■ **EXERCISE GOAL**
List each line in which the string "不辜负党和人民的重托" appears.

■ **PROVIDED RECORDS**
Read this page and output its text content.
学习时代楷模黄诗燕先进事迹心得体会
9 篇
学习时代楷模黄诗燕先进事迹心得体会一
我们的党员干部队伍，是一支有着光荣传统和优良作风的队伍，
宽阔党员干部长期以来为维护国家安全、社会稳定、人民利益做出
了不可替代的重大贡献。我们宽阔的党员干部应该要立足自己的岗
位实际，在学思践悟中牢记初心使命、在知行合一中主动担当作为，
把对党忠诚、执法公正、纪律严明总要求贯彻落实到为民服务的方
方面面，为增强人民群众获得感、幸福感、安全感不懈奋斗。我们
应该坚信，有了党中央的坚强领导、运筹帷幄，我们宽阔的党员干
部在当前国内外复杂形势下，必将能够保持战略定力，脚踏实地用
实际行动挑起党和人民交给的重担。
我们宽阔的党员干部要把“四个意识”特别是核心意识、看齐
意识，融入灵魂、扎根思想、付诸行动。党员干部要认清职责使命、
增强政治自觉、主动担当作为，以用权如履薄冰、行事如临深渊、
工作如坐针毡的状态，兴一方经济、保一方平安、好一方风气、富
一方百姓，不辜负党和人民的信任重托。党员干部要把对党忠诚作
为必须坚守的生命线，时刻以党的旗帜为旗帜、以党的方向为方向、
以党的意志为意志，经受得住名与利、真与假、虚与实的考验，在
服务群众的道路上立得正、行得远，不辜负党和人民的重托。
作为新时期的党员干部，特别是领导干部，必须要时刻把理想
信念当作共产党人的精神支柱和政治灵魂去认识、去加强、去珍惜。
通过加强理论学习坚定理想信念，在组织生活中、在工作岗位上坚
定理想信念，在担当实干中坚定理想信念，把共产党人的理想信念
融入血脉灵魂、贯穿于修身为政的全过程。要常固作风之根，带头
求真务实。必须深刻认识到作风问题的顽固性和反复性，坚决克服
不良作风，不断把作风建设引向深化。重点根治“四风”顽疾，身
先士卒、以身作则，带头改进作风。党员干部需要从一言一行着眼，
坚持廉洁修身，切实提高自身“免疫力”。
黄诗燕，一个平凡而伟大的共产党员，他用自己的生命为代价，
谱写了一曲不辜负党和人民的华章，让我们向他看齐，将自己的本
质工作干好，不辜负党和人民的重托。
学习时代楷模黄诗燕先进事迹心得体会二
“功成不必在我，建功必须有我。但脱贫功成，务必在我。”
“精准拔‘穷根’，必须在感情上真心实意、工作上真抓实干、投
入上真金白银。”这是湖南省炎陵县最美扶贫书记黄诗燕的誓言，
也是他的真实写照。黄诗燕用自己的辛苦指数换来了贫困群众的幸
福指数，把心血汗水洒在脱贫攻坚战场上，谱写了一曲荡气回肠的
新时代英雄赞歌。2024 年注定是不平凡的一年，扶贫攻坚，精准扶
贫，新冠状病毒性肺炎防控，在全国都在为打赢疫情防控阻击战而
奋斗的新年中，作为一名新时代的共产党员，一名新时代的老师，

■ **EXERCISE ANSWER**
服务群众的道路上立得正、行得远，不辜负党和人民的重托。
质工作干好，不辜负党和人民的重托。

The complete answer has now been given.